◆ **Exercise objective**: Keep only those lines of the records that include the string "JSON".

-- Start Dataset records --

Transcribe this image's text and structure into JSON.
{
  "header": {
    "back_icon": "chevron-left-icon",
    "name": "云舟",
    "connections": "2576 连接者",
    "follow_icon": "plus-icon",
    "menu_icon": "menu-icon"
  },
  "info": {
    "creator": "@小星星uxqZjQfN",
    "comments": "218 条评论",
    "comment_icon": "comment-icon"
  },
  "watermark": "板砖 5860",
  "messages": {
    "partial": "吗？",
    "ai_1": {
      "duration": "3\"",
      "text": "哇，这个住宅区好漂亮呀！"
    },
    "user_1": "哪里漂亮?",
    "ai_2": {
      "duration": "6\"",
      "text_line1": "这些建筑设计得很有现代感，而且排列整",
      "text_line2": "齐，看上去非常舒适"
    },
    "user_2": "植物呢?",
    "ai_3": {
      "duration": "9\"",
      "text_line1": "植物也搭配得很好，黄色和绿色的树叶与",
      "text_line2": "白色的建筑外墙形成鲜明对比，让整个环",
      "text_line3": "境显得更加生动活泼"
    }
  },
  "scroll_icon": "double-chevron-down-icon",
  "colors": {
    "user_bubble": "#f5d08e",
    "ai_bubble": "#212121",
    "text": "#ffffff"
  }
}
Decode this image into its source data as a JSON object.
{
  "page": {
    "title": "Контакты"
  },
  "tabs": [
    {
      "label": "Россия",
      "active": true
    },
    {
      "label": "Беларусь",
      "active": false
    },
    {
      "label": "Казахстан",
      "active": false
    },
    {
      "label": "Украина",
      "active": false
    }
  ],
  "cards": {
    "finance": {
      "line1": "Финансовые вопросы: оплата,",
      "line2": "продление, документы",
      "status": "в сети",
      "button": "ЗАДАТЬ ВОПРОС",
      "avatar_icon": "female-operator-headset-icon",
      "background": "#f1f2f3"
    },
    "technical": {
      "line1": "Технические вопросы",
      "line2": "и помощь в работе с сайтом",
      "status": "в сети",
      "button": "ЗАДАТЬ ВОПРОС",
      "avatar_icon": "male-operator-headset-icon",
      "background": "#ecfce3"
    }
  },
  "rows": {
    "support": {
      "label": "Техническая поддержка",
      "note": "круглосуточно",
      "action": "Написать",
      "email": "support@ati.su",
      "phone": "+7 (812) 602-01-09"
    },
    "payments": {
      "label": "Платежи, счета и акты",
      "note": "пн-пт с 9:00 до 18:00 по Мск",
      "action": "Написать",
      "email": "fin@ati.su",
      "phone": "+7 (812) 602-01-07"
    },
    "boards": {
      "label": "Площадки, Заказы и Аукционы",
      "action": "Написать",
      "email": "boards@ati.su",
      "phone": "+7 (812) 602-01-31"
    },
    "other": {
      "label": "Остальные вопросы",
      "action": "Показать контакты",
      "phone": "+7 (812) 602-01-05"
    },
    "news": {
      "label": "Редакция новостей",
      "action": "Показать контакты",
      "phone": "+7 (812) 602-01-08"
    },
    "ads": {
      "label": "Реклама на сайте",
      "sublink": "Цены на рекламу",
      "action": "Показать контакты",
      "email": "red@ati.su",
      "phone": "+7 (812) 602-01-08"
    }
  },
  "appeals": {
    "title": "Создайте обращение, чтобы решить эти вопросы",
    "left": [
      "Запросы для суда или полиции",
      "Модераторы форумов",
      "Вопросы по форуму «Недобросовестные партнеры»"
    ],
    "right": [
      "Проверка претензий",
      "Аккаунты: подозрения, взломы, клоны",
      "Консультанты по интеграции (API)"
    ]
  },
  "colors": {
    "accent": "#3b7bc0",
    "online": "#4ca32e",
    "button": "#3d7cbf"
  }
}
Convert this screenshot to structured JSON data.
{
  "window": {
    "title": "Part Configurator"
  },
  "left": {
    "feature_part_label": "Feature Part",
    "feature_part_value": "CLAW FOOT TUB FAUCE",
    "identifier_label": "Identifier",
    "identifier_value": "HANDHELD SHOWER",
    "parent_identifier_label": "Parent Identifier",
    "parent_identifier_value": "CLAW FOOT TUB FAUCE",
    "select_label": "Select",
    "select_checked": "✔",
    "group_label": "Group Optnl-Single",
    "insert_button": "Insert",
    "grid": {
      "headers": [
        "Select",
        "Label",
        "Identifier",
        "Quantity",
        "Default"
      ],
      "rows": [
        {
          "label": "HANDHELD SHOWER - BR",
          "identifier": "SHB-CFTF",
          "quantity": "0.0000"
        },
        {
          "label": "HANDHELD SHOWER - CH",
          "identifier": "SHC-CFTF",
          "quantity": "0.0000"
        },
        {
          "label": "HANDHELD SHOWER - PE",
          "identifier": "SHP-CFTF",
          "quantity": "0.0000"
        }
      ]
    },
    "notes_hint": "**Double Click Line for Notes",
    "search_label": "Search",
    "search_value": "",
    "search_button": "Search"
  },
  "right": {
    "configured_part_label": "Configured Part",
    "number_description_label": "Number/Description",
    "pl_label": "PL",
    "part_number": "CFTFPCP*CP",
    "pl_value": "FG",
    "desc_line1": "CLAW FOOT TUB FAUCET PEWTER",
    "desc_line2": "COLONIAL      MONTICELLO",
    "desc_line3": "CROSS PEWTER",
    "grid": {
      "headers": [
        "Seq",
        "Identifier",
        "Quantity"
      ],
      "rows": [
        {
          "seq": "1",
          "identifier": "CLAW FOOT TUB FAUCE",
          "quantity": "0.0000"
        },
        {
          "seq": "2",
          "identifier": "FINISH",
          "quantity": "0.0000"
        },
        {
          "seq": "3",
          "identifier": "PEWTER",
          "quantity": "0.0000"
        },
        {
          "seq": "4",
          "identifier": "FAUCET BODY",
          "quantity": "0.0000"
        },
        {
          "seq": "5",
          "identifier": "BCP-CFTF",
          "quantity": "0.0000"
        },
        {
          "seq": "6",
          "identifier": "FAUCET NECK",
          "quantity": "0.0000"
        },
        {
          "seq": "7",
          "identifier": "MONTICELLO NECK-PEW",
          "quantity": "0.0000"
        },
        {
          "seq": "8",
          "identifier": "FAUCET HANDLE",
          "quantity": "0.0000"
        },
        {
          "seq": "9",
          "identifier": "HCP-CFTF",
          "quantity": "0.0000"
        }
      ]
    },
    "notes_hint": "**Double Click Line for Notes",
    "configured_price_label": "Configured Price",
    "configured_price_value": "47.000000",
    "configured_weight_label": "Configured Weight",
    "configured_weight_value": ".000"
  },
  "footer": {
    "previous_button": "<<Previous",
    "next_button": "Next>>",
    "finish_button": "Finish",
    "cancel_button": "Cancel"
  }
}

-- End Dataset records --

◆ **Exercise solution**:
Transcribe this image's text and structure into JSON.
Decode this image into its source data as a JSON object.
Convert this screenshot to structured JSON data.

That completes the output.